» TEXTO APRESENTADO:
.....
Saga de delator gera tensão diplomática entre EUA, Rússia e China
24 de junho de 2013A fuga do ex-consultor técnico da Agência Nacional de Segurança (NSA) Edward Snowden está tomando cada vez mais contornos de um drama político e diplomático. Após a sua suposta viagem de Hong Kong para Moscou, não se sabe ao certo o paradeiro do delator do programa americano de espionagem de dados Prism, cuja extradição é exigida pelos EUA.
A agência de notícias russa Interfax assegurou que, ao contrário do anunciado, o antigo consultor da NSA não embarcou no avião que partiu nesta segunda-feira (24/06) com destino a Cuba. "Edward Snowden não está no avião, ele não vai nesse voo", declarou uma fonte policial citada pela Interfax.
O avião da Aeroflot levantou voo do Aeroporto Sheremetyevo, de Moscou, às 14h15 (horário local). Outra agência de notícias russa, a Ria-Novosti, afirmou igualmente que os numerosos jornalistas que se encontravam no avião não viram Snowden dentro do aparelho.
.....
Traduza para o inglês esta frase do texto sobre a fuga de Snowden: "O avião da Aeroflot levantou voo do Aeroporto Sheremetyevo, de Moscou, às 14h15 (horário local)."

(Registros com caixas rotuladas)
.....
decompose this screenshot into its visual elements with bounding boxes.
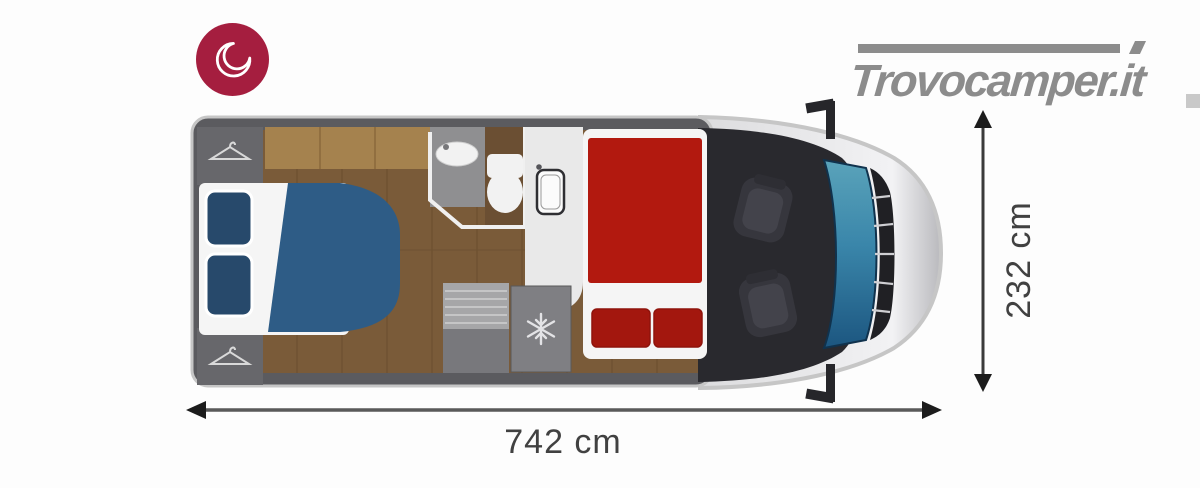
length-dimension-label: 742 cm [463,423,663,462]
bathroom-tile [430,127,485,207]
rear-bed-duvet [268,183,400,332]
red-pillow-left [592,309,650,347]
bathroom-sink [436,142,478,166]
blue-pillow-bottom [206,254,252,316]
blue-pillow-top [206,191,252,246]
red-pillow-right [654,309,702,347]
wardrobe-top [197,127,263,185]
kitchen-counter [525,127,583,312]
entry-steps-lower [443,329,509,373]
width-dimension-arrow [974,110,992,392]
entry-steps-upper [443,283,509,329]
overhead-cabinets [265,127,430,169]
wardrobe-bottom [197,328,263,385]
length-dimension-arrow [186,401,942,419]
toilet-bowl [487,171,523,213]
camper-listing-image: Trovocamper.it [0,0,1200,488]
kitchen-faucet-icon [536,164,542,170]
sink-faucet-icon [443,144,449,150]
width-dimension-label: 232 cm [1000,160,1040,360]
front-bed-red-cover [588,138,702,283]
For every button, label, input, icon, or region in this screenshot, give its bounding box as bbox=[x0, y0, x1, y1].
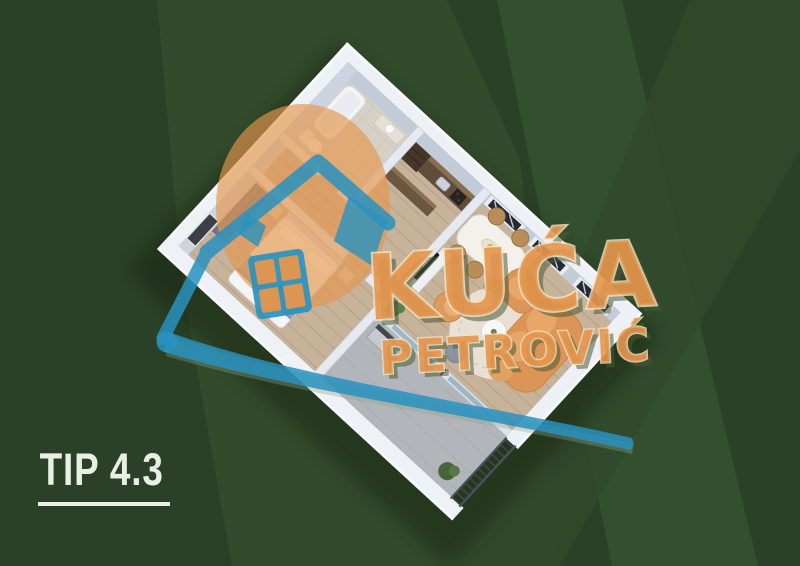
brand-text: KUĆA KUĆA PETROVIĆ PETROVIĆ bbox=[363, 219, 667, 390]
logo-window-icon bbox=[247, 248, 312, 320]
apartment-type-label: TIP 4.3 bbox=[38, 444, 170, 506]
promo-image: KUĆA KUĆA PETROVIĆ PETROVIĆ TIP 4.3 bbox=[0, 0, 800, 566]
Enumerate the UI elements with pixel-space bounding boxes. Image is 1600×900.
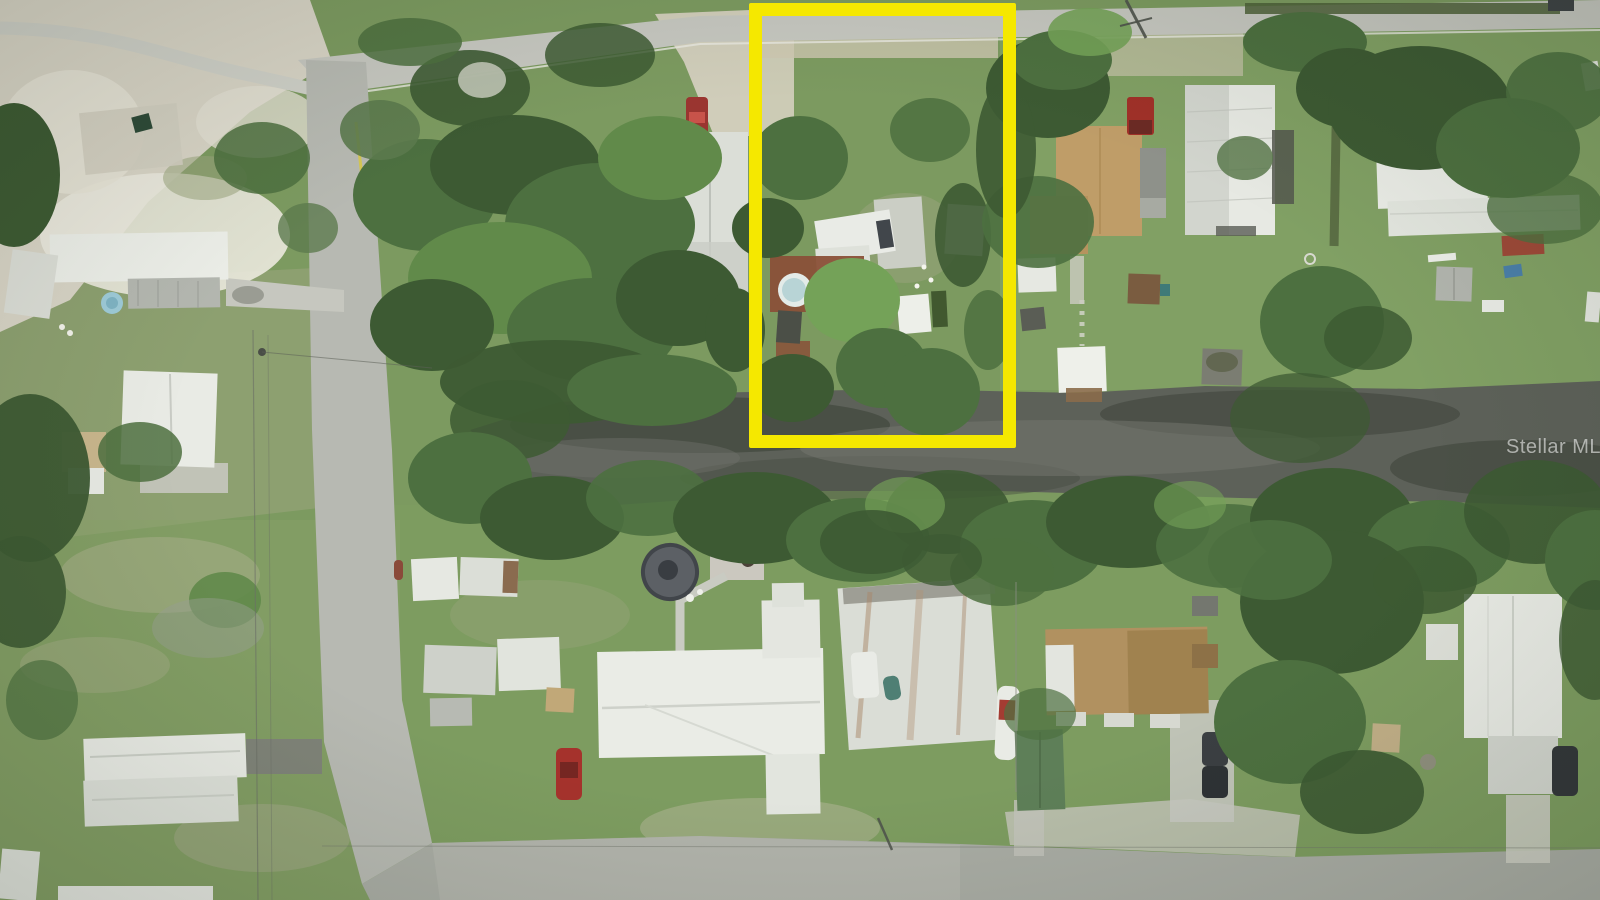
tree-34 <box>1217 136 1273 180</box>
tree-61 <box>98 422 182 482</box>
bldg-bottom-left-2 <box>83 775 239 826</box>
tree-27 <box>890 98 970 162</box>
road-top-median-hedge <box>1245 3 1560 14</box>
shed-s3 <box>430 698 472 727</box>
dock-deck-wood <box>1066 388 1102 402</box>
road-bottom-light <box>432 836 960 900</box>
bldg-left-long <box>50 231 229 282</box>
tree-74 <box>1004 688 1076 740</box>
person-red <box>394 560 403 580</box>
aerial-photo: Stellar MLS <box>0 0 1600 900</box>
tree-24 <box>884 348 980 436</box>
bldg-corner-bl <box>0 848 40 900</box>
tree-12 <box>358 18 462 66</box>
tree-13 <box>340 100 420 160</box>
tree-73 <box>902 534 982 586</box>
shed-s4-tan <box>545 687 574 712</box>
tree-18 <box>278 203 338 253</box>
tree-25 <box>935 183 991 287</box>
suv-dark-2 <box>1202 766 1228 798</box>
shed-s1 <box>411 557 459 601</box>
car-top-right-road <box>1548 0 1574 11</box>
tree-67 <box>1208 520 1332 600</box>
bldg-left-long-metal <box>128 277 221 309</box>
pergola-dark <box>1272 130 1294 204</box>
tree-19 <box>752 116 848 200</box>
hwm-wing-up <box>761 599 820 658</box>
tree-68 <box>1373 546 1477 614</box>
tree-40 <box>1487 172 1600 244</box>
tree-28 <box>705 288 765 372</box>
table-white-2 <box>1482 300 1504 312</box>
tree-7 <box>598 116 722 200</box>
tree-59 <box>1154 481 1226 529</box>
truck-red-top-cab <box>689 112 705 123</box>
van-white <box>850 651 879 699</box>
tree-33 <box>976 82 1036 218</box>
tree-10 <box>567 354 737 426</box>
shed-brown-right <box>1127 273 1160 304</box>
table-white <box>896 294 931 335</box>
driveway-dark-spot <box>232 286 264 304</box>
car-red-bottom-window <box>560 762 578 778</box>
windows-dark <box>1216 226 1256 236</box>
tree-42 <box>1324 306 1412 370</box>
bin-teal <box>1160 284 1170 296</box>
boathouse-dock <box>1057 346 1107 393</box>
concrete-pad-sand <box>79 103 183 175</box>
bldg-bottom-edge <box>58 886 213 900</box>
patio-stone <box>1371 723 1400 752</box>
mls-watermark: Stellar MLS <box>1506 436 1600 459</box>
shed-dark-box <box>776 310 802 344</box>
rv-right-edge <box>1585 291 1600 322</box>
pad-2 <box>1104 713 1134 727</box>
hwm-wing-down <box>765 754 820 815</box>
shed-gray-right-1 <box>1140 148 1166 202</box>
trailer-s2 <box>497 637 561 691</box>
trailer-s1 <box>423 645 497 695</box>
tree-31 <box>1048 8 1132 56</box>
shed-s2-brown <box>502 561 518 594</box>
tree-17 <box>214 122 310 194</box>
dead-tree-white <box>458 62 506 98</box>
house-brown-shade <box>1127 629 1208 714</box>
tree-26 <box>964 290 1012 370</box>
tree-70 <box>1300 750 1424 834</box>
woodpile <box>1192 644 1218 668</box>
tree-65 <box>6 660 78 740</box>
hwm-square <box>772 583 804 608</box>
tree-23 <box>750 354 834 422</box>
tree-20 <box>732 198 804 258</box>
steps-right <box>1070 256 1084 304</box>
tree-43 <box>1230 373 1370 463</box>
shed-gray-right-2 <box>1140 198 1166 218</box>
car-dark-right <box>1552 746 1578 796</box>
aerial-scene <box>0 0 1600 900</box>
kayak-blue <box>1503 264 1522 278</box>
tree-14 <box>545 23 655 87</box>
pad-white-right <box>1426 624 1458 660</box>
dumpster-gray-2 <box>1192 596 1218 616</box>
strip-green <box>931 291 948 328</box>
dead-tree-gray <box>152 598 264 658</box>
bldg-left-small <box>4 249 58 319</box>
truck-red-right-bed <box>1129 120 1152 134</box>
dumpster-canal <box>1020 307 1046 331</box>
old-dock-moss <box>1206 352 1238 372</box>
pad-3 <box>1150 714 1180 728</box>
bldg-bottom-left <box>83 733 246 783</box>
carport-right <box>1488 736 1558 794</box>
driveway-right-2 <box>1506 795 1550 863</box>
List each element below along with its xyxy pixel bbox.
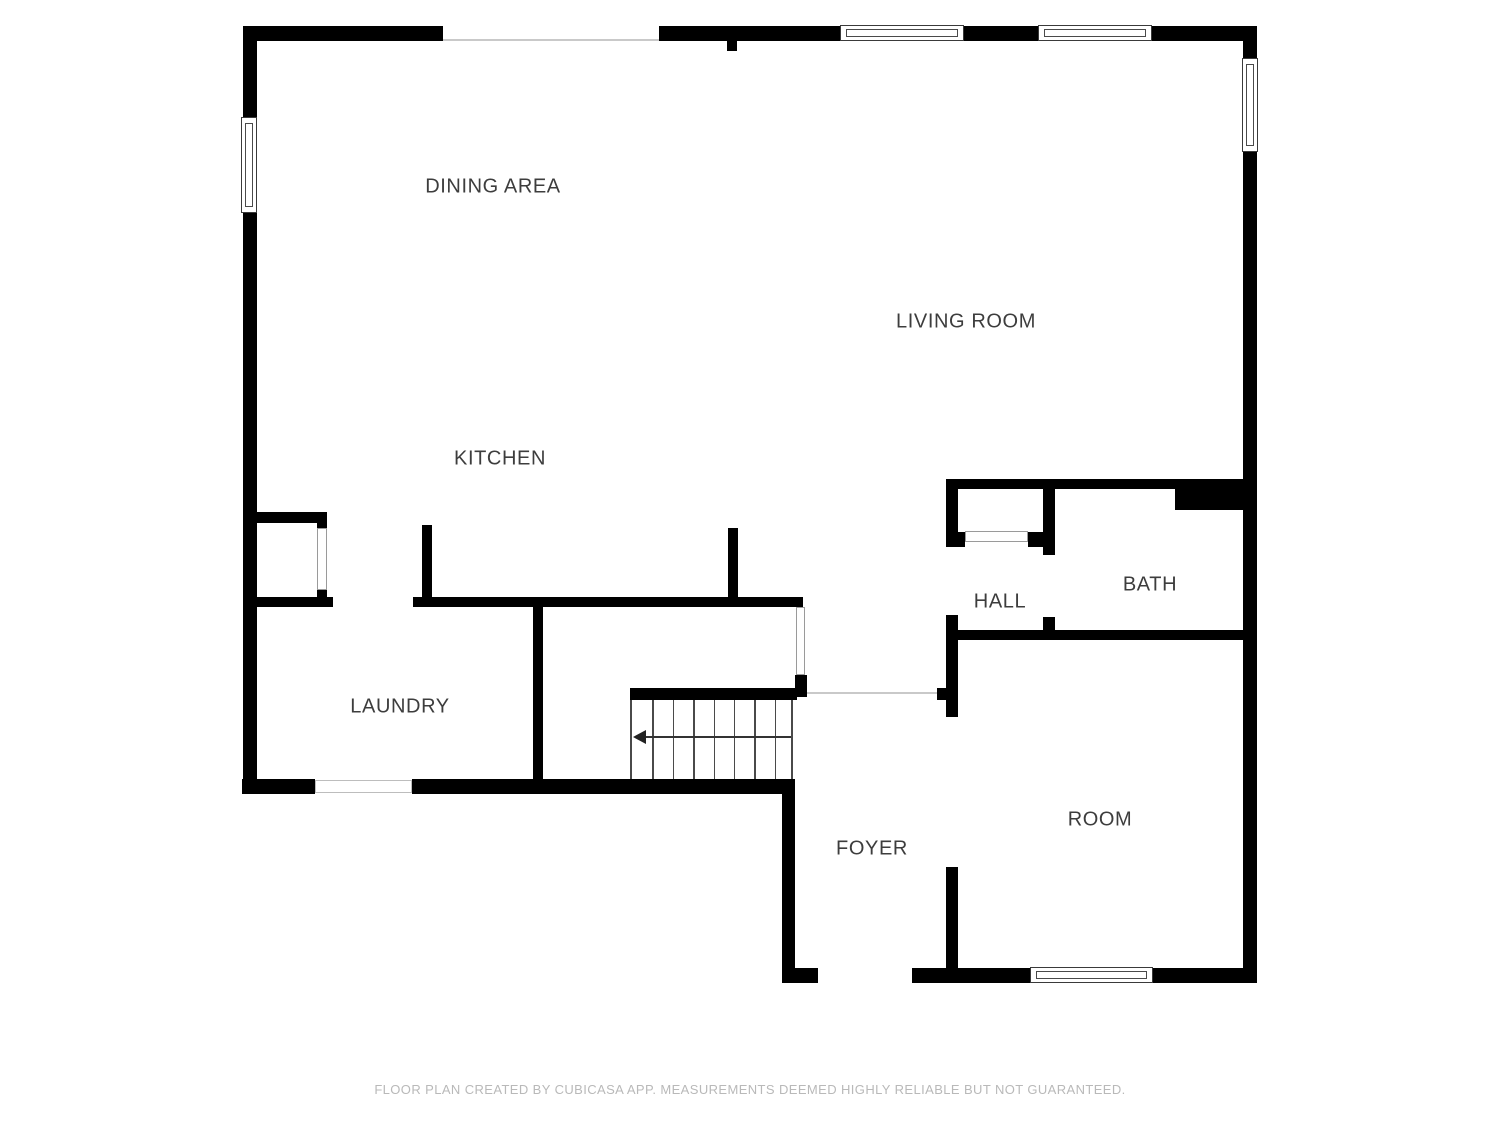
room-labels: DINING AREALIVING ROOMKITCHENHALLBATHLAU… <box>0 0 1500 1125</box>
room-label-laundry: LAUNDRY <box>350 696 449 719</box>
room-label-room: ROOM <box>1068 809 1133 832</box>
room-label-foyer: FOYER <box>836 838 908 861</box>
room-label-living-room: LIVING ROOM <box>896 311 1036 334</box>
room-label-bath: BATH <box>1123 574 1177 597</box>
footer-disclaimer: FLOOR PLAN CREATED BY CUBICASA APP. MEAS… <box>0 1082 1500 1097</box>
room-label-dining-area: DINING AREA <box>425 176 561 199</box>
room-label-kitchen: KITCHEN <box>454 448 546 471</box>
room-label-hall: HALL <box>974 591 1026 614</box>
floor-plan: DINING AREALIVING ROOMKITCHENHALLBATHLAU… <box>0 0 1500 1125</box>
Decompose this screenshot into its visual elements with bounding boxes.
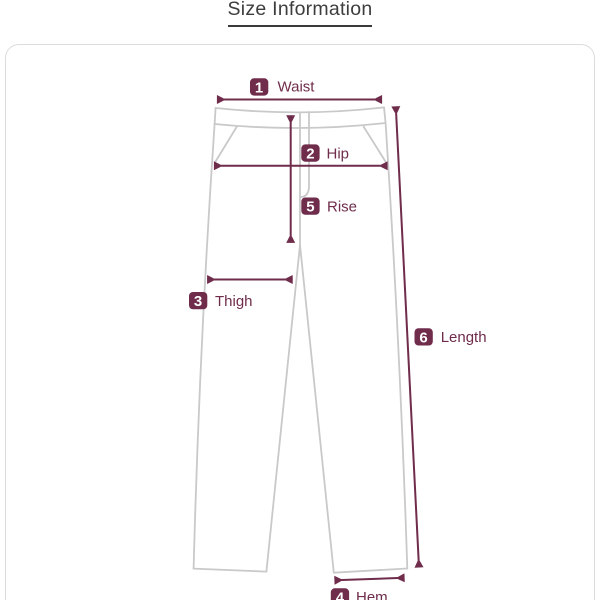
.....
» RESULTADO: The Aeroflot plane took off from Moscow's Sheremetyevo Airport at 2:15 p.m. (local time).